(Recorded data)
---
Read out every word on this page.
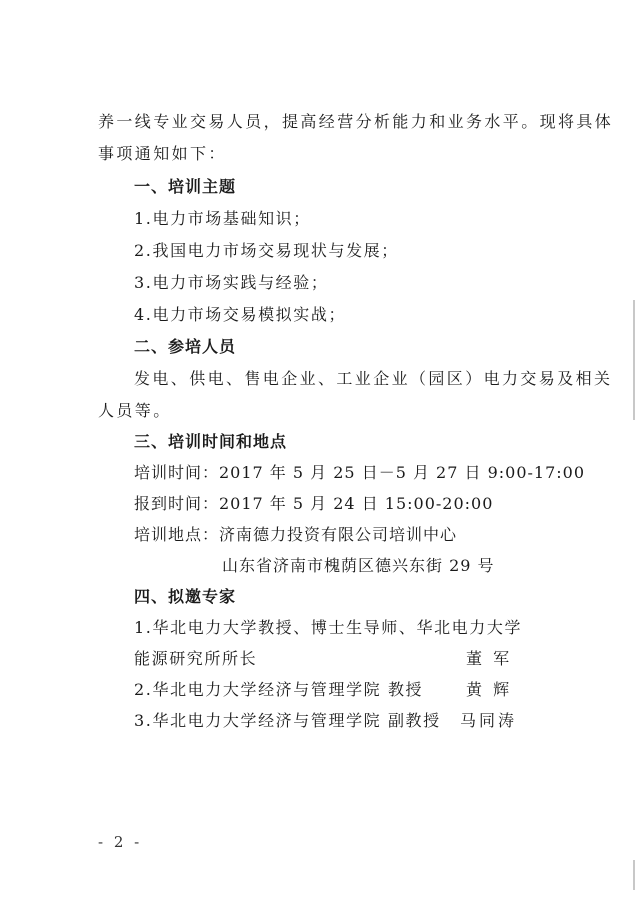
养一线专业交易人员，提高经营分析能力和业务水平。现将具体
事项通知如下：
一、培训主题
1.电力市场基础知识；
2.我国电力市场交易现状与发展；
3.电力市场实践与经验；
4.电力市场交易模拟实战；
二、参培人员
发电、供电、售电企业、工业企业（园区）电力交易及相关
人员等。
三、培训时间和地点
培训时间：2017 年 5 月 25 日－5 月 27 日 9:00-17:00
报到时间：2017 年 5 月 24 日 15:00-20:00
培训地点：济南德力投资有限公司培训中心
山东省济南市槐荫区德兴东街 29 号
四、拟邀专家
1.华北电力大学教授、博士生导师、华北电力大学
能源研究所所长	董 军
2.华北电力大学经济与管理学院 教授	黄 辉
3.华北电力大学经济与管理学院 副教授 马同涛
- 2 -
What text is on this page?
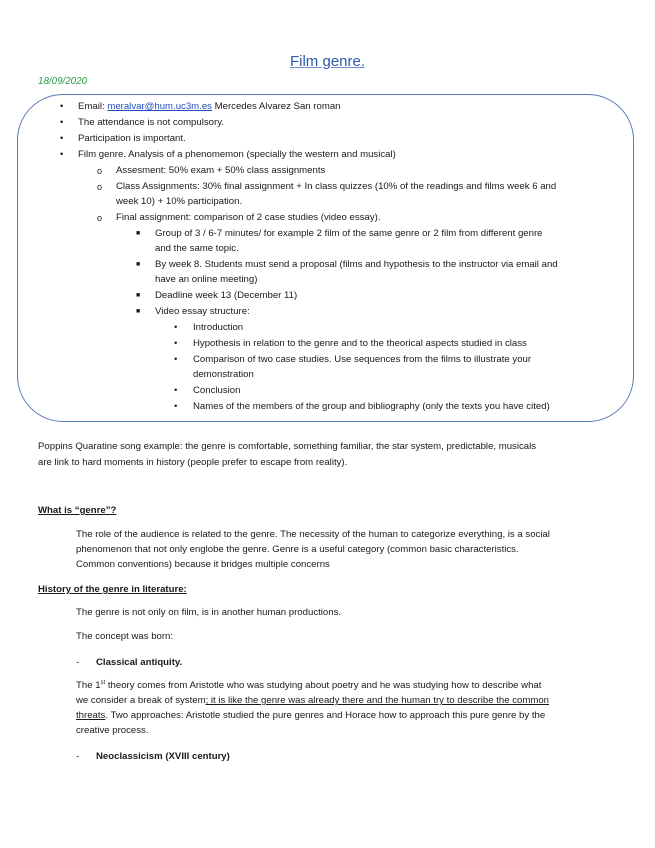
Film genre.
18/09/2020
• Email: meralvar@hum.uc3m.es Mercedes Alvarez San roman
• The attendance is not compulsory.
• Participation is important.
• Film genre. Analysis of a phenomemon (specially the western and musical)
o Assesment: 50% exam + 50% class assignments
o Class Assignments: 30% final assignment + In class quizzes (10% of the readings and films week 6 and
week 10) + 10% participation.
o Final assignment: comparison of 2 case studies (video essay).
■ Group of 3 / 6-7 minutes/ for example 2 film of the same genre or 2 film from different genre
and the same topic.
■ By week 8. Students must send a proposal (films and hypothesis to the instructor via email and
have an online meeting)
■ Deadline week 13 (December 11)
■ Video essay structure:
• Introduction
• Hypothesis in relation to the genre and to the theorical aspects studied in class
• Comparison of two case studies. Use sequences from the films to illustrate your
demonstration
• Conclusion
• Names of the members of the group and bibliography (only the texts you have cited)
Poppins Quaratine song example: the genre is comfortable, something familiar, the star system, predictable, musicals
are link to hard moments in history (people prefer to escape from reality).
What is “genre”?
The role of the audience is related to the genre. The necessity of the human to categorize everything, is a social
phenomenon that not only englobe the genre. Genre is a useful category (common basic characteristics.
Common conventions) because it bridges multiple concerns
History of the genre in literature:
The genre is not only on film, is in another human productions.
The concept was born:
- Classical antiquity.
The 1st theory comes from Aristotle who was studying about poetry and he was studying how to describe what
we consider a break of system; it is like the genre was already there and the human try to describe the common
threats. Two approaches: Aristotle studied the pure genres and Horace how to approach this pure genre by the
creative process.
- Neoclassicism (XVIII century)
---
Written exercise:
Would you return the data exactly as written, without the pictures?

Exercise result:
Read out every word on this page.
养一线专业交易人员，提高经营分析能力和业务水平。现将具体
事项通知如下：
一、培训主题
1.电力市场基础知识；
2.我国电力市场交易现状与发展；
3.电力市场实践与经验；
4.电力市场交易模拟实战；
二、参培人员
发电、供电、售电企业、工业企业（园区）电力交易及相关
人员等。
三、培训时间和地点
培训时间：2017 年 5 月 25 日－5 月 27 日 9:00-17:00
报到时间：2017 年 5 月 24 日 15:00-20:00
培训地点：济南德力投资有限公司培训中心
山东省济南市槐荫区德兴东街 29 号
四、拟邀专家
1.华北电力大学教授、博士生导师、华北电力大学
能源研究所所长	董 军
2.华北电力大学经济与管理学院 教授	黄 辉
3.华北电力大学经济与管理学院 副教授 马同涛
- 2 -
What text is on this page?
Film genre.
18/09/2020
• Email: meralvar@hum.uc3m.es Mercedes Alvarez San roman
• The attendance is not compulsory.
• Participation is important.
• Film genre. Analysis of a phenomemon (specially the western and musical)
o Assesment: 50% exam + 50% class assignments
o Class Assignments: 30% final assignment + In class quizzes (10% of the readings and films week 6 and
week 10) + 10% participation.
o Final assignment: comparison of 2 case studies (video essay).
■ Group of 3 / 6-7 minutes/ for example 2 film of the same genre or 2 film from different genre
and the same topic.
■ By week 8. Students must send a proposal (films and hypothesis to the instructor via email and
have an online meeting)
■ Deadline week 13 (December 11)
■ Video essay structure:
• Introduction
• Hypothesis in relation to the genre and to the theorical aspects studied in class
• Comparison of two case studies. Use sequences from the films to illustrate your
demonstration
• Conclusion
• Names of the members of the group and bibliography (only the texts you have cited)
Poppins Quaratine song example: the genre is comfortable, something familiar, the star system, predictable, musicals
are link to hard moments in history (people prefer to escape from reality).
What is “genre”?
The role of the audience is related to the genre. The necessity of the human to categorize everything, is a social
phenomenon that not only englobe the genre. Genre is a useful category (common basic characteristics.
Common conventions) because it bridges multiple concerns
History of the genre in literature:
The genre is not only on film, is in another human productions.
The concept was born:
- Classical antiquity.
The 1st theory comes from Aristotle who was studying about poetry and he was studying how to describe what
we consider a break of system; it is like the genre was already there and the human try to describe the common
threats. Two approaches: Aristotle studied the pure genres and Horace how to approach this pure genre by the
creative process.
- Neoclassicism (XVIII century)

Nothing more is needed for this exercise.